Give the number of lines that include the word "content", nothing more.
-.-.-
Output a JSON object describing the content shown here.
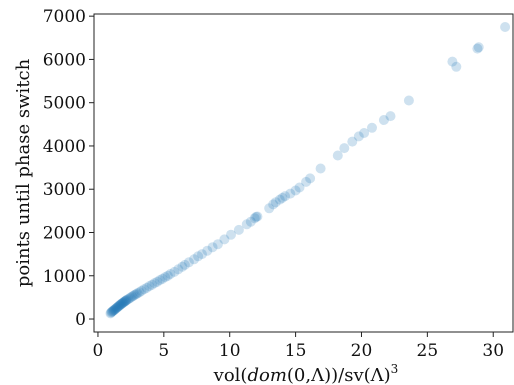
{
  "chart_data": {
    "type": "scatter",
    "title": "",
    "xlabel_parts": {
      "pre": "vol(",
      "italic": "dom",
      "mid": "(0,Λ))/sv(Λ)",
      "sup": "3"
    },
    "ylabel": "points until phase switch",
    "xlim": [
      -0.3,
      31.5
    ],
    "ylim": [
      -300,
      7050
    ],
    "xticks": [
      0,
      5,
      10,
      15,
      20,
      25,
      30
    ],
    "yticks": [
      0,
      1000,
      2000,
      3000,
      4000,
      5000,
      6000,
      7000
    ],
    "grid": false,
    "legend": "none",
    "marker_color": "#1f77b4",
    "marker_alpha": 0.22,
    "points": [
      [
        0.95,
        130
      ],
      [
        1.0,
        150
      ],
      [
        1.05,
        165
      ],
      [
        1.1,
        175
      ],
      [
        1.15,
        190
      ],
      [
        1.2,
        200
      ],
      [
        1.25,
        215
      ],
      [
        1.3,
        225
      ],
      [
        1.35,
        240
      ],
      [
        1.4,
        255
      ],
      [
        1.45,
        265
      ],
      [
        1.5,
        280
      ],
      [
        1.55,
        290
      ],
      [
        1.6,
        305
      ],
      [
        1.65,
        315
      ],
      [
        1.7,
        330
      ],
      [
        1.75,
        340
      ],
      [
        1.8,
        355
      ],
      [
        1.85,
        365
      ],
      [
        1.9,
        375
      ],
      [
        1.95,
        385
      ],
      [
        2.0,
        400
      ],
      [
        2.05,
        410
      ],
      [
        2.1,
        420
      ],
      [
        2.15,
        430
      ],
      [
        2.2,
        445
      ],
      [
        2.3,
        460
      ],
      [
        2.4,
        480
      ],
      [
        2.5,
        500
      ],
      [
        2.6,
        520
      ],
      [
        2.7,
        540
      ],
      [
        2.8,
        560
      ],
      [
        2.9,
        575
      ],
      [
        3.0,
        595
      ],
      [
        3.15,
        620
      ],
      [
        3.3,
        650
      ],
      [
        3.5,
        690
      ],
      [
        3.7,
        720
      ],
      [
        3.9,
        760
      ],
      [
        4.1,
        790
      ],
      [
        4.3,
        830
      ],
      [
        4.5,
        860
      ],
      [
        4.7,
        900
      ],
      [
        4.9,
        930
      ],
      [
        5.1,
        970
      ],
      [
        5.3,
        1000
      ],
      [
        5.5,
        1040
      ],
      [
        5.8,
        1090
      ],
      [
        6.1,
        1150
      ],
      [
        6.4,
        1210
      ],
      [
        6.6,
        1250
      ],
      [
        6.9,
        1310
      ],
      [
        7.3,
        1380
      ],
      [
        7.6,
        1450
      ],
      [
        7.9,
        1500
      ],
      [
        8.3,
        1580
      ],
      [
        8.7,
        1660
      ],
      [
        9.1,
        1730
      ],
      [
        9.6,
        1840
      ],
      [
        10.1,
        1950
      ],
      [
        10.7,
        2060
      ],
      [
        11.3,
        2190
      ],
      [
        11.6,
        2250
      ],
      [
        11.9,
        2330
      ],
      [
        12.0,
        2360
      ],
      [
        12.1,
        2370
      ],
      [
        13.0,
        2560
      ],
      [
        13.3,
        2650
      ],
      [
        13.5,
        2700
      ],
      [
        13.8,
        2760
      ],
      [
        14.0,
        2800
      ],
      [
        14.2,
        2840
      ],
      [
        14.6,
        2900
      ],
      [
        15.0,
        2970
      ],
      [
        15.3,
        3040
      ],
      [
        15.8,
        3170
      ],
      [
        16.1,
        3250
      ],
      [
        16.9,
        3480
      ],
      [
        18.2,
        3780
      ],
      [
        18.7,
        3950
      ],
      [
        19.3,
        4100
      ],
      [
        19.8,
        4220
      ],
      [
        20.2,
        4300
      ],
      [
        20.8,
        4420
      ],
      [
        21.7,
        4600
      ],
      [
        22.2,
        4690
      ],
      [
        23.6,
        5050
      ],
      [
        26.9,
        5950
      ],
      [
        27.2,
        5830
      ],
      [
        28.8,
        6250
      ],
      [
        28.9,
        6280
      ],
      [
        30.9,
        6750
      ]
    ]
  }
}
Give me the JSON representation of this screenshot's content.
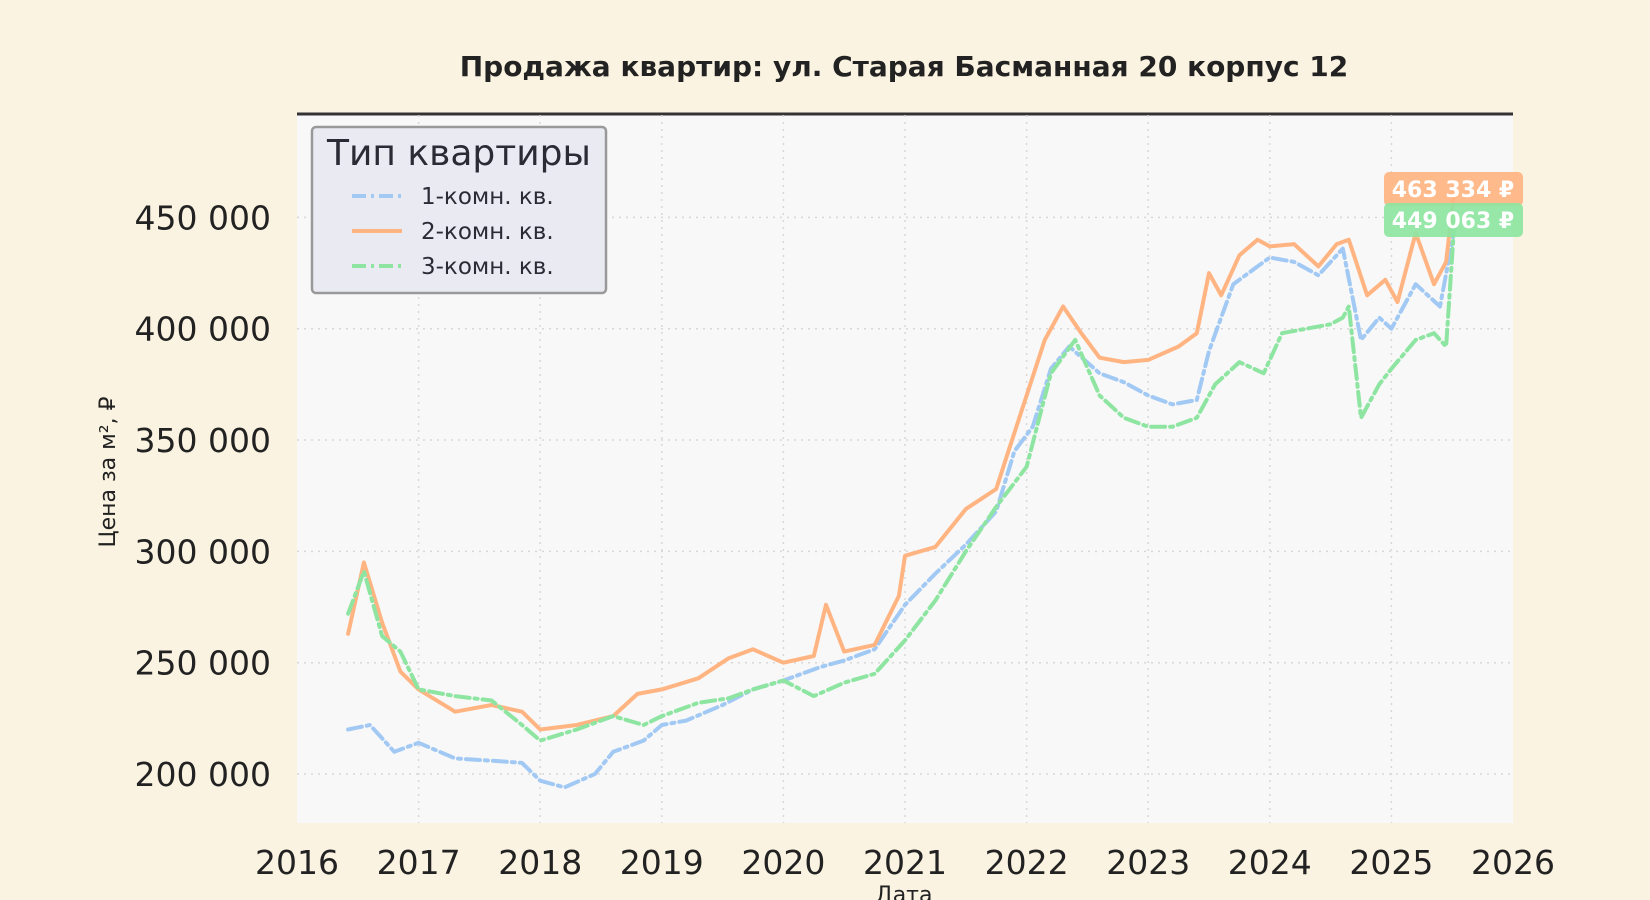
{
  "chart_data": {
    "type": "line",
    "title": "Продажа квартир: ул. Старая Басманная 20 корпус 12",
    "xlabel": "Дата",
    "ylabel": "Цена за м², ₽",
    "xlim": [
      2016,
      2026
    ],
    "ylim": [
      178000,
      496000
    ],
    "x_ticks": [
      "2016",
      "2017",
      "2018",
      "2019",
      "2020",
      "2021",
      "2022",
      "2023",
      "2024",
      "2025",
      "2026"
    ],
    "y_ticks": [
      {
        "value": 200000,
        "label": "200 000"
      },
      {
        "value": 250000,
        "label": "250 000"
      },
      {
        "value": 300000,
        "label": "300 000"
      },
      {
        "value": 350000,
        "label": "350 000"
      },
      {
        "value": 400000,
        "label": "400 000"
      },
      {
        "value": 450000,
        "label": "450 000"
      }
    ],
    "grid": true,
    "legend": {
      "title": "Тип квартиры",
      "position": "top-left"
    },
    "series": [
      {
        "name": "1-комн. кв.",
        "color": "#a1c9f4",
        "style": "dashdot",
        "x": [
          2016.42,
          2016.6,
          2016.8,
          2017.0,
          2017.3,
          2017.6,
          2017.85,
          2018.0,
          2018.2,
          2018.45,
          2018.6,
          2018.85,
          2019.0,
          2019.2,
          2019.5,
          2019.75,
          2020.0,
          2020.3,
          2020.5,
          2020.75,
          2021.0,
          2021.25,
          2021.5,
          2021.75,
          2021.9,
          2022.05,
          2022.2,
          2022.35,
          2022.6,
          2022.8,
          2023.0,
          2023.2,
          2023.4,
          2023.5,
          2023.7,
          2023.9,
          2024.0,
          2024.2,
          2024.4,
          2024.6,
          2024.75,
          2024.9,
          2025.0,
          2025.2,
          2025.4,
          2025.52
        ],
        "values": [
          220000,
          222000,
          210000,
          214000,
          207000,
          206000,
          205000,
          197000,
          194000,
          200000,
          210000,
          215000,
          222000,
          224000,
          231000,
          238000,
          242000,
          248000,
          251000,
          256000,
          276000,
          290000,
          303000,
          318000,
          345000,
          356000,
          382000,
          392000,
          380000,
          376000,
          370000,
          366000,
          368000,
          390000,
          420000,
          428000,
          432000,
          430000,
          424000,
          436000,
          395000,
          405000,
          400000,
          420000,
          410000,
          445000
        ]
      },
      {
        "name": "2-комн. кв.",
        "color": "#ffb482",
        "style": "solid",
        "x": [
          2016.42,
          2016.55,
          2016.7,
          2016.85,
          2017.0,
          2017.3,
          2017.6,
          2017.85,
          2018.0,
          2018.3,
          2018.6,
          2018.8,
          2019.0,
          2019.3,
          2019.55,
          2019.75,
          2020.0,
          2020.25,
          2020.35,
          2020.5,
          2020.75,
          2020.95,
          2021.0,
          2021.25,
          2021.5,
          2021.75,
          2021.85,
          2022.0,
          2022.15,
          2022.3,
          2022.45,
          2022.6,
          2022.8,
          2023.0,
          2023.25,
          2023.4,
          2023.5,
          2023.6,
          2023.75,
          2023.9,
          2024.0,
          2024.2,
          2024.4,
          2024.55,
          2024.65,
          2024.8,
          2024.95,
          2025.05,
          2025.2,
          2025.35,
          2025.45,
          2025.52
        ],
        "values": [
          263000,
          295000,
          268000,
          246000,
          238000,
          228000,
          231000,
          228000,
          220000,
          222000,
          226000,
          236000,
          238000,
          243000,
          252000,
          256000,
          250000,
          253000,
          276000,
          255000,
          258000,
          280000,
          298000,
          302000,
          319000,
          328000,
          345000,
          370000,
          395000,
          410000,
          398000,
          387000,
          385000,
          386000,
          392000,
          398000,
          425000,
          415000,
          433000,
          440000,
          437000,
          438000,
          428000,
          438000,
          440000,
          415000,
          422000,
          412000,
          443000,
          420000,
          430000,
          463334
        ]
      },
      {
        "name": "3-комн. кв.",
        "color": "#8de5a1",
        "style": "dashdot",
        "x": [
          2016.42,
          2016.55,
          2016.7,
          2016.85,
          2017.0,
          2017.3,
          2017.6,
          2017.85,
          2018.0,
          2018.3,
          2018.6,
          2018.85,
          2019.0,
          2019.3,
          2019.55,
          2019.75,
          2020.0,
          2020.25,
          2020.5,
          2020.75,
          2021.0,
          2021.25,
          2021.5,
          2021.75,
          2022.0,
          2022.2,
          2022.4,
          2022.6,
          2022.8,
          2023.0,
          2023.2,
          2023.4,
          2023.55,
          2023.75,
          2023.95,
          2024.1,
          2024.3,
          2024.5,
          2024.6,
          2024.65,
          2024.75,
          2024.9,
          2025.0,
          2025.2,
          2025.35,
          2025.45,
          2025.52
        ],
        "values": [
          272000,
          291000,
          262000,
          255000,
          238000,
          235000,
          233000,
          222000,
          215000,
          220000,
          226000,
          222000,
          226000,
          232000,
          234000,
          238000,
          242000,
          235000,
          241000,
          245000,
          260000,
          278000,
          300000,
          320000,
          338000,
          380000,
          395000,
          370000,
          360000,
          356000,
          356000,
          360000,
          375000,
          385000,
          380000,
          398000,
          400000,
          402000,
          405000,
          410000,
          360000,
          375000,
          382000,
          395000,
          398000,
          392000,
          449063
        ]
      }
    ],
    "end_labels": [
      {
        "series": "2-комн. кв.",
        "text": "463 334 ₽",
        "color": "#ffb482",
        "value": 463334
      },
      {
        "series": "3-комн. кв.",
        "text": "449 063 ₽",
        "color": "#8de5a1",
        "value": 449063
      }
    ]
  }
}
-.-.-
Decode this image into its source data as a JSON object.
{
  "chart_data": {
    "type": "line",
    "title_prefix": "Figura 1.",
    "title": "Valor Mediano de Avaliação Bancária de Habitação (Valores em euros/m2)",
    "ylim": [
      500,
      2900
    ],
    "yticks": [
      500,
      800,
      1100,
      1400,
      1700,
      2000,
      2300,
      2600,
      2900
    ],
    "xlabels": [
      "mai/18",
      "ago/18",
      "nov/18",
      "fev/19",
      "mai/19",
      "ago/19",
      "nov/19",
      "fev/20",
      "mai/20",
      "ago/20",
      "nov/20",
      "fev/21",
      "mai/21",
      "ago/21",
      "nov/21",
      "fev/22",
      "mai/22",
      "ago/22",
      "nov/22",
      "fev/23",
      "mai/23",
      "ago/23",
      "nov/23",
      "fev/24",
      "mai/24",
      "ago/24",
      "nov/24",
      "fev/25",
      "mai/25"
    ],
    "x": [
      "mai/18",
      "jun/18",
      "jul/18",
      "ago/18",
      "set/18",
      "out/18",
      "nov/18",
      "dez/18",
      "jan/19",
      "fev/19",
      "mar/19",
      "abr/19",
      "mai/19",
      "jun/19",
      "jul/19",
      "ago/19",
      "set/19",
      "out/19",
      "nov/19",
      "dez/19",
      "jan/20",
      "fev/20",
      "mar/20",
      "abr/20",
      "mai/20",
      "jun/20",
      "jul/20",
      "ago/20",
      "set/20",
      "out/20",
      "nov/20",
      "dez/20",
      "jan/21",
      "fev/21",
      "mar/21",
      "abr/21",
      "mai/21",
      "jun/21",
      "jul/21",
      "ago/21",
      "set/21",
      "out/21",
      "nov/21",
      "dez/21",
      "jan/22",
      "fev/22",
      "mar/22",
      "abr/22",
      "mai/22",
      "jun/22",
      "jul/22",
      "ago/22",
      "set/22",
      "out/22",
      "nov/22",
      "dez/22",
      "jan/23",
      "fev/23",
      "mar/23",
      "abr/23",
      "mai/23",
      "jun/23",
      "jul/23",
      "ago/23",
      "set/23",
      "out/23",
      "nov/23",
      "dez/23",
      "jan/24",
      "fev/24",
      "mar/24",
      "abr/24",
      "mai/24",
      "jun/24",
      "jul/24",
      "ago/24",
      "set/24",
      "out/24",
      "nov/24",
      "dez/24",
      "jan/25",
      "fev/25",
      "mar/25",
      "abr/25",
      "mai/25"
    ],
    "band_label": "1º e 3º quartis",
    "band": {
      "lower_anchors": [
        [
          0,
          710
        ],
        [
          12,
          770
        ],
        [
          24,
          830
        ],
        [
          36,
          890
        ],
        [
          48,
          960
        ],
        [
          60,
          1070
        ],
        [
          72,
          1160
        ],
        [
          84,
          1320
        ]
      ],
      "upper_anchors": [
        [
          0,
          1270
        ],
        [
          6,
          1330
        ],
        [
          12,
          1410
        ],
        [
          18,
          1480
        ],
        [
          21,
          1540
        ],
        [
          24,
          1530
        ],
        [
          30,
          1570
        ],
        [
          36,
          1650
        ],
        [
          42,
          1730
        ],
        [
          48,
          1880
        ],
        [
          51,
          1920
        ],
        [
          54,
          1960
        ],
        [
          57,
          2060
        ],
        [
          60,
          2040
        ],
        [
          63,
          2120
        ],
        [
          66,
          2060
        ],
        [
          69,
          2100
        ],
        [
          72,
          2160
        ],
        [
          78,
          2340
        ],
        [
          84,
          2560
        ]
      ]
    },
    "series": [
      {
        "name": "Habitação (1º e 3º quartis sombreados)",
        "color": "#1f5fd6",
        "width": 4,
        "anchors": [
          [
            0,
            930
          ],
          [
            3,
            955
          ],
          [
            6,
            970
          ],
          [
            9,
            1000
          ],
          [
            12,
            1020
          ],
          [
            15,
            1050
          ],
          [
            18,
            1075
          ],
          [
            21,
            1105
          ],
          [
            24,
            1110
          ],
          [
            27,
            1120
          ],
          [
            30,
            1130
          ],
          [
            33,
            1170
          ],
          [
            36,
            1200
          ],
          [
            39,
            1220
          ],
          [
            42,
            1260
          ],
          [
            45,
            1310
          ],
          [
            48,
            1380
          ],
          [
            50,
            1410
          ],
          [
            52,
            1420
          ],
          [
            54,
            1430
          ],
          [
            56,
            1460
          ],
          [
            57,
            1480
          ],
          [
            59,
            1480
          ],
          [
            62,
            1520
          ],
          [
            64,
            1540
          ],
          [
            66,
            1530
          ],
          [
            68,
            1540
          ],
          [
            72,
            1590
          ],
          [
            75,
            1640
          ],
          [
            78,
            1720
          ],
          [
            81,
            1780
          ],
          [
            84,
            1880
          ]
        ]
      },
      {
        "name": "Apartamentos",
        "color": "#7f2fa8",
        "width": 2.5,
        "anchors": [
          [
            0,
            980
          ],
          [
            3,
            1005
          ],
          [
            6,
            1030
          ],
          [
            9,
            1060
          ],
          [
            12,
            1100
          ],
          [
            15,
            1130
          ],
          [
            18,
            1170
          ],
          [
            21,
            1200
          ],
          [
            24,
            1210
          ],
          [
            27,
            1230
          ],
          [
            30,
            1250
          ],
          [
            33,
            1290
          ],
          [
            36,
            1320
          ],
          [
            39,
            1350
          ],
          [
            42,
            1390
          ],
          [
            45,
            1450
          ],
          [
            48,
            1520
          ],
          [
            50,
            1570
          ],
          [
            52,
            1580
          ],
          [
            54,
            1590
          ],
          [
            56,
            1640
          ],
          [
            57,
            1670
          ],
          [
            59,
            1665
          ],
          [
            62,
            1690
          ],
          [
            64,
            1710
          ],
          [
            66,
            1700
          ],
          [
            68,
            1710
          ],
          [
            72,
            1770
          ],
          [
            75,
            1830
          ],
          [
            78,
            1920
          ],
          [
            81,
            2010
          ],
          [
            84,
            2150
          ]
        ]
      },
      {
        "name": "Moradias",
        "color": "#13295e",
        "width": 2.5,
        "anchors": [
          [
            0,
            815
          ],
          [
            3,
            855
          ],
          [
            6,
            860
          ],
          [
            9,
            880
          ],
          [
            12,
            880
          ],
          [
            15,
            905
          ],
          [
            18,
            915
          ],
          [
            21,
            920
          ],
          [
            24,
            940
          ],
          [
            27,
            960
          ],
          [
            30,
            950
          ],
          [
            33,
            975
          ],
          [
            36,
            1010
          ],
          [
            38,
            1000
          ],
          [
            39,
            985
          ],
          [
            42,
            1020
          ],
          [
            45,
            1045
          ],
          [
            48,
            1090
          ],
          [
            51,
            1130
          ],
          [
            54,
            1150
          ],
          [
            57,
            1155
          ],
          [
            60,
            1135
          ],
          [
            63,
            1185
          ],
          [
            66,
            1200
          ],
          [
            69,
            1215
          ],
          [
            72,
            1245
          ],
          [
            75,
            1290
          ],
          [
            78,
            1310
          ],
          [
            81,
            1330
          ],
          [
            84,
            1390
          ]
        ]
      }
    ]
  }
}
-.-.-
The solution: 2